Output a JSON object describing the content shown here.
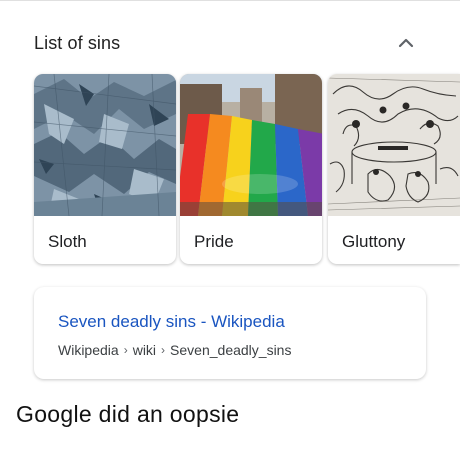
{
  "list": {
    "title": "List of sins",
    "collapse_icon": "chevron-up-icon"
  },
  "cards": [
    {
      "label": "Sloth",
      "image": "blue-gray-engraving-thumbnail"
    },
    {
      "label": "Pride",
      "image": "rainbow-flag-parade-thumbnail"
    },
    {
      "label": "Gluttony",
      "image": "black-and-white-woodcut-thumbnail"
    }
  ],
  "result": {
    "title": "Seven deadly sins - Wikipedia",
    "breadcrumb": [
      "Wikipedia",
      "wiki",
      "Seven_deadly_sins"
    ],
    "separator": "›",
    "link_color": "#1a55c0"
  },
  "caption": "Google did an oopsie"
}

==

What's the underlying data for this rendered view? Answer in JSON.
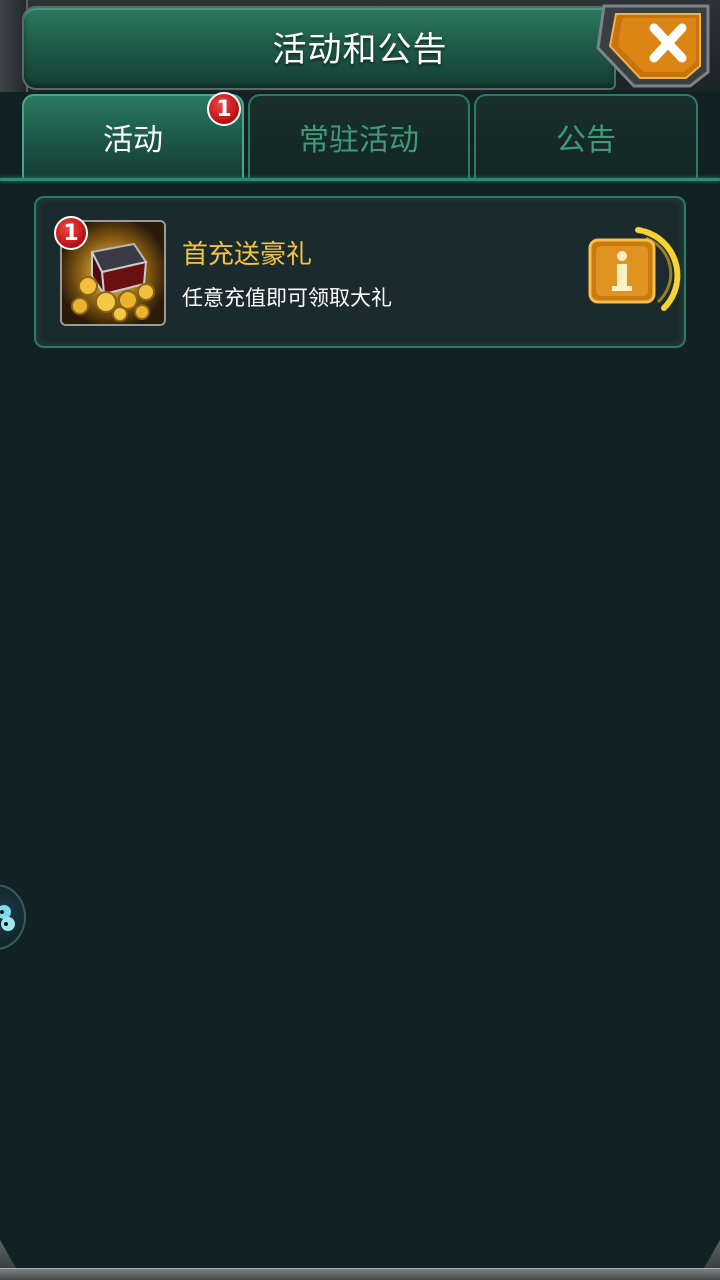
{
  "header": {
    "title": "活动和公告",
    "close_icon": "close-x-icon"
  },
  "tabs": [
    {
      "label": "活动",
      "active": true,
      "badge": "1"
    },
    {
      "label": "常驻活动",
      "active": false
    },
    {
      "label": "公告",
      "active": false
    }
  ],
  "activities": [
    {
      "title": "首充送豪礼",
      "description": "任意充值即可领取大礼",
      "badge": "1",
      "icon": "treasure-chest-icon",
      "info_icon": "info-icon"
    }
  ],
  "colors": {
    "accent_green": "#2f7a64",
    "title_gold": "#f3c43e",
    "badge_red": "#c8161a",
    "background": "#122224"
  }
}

Goal: In the material above, find each line that contains the word "thumbnail", and select it.

Exercise result:
      "image": "blue-gray-engraving-thumbnail"
      "image": "rainbow-flag-parade-thumbnail"
      "image": "black-and-white-woodcut-thumbnail"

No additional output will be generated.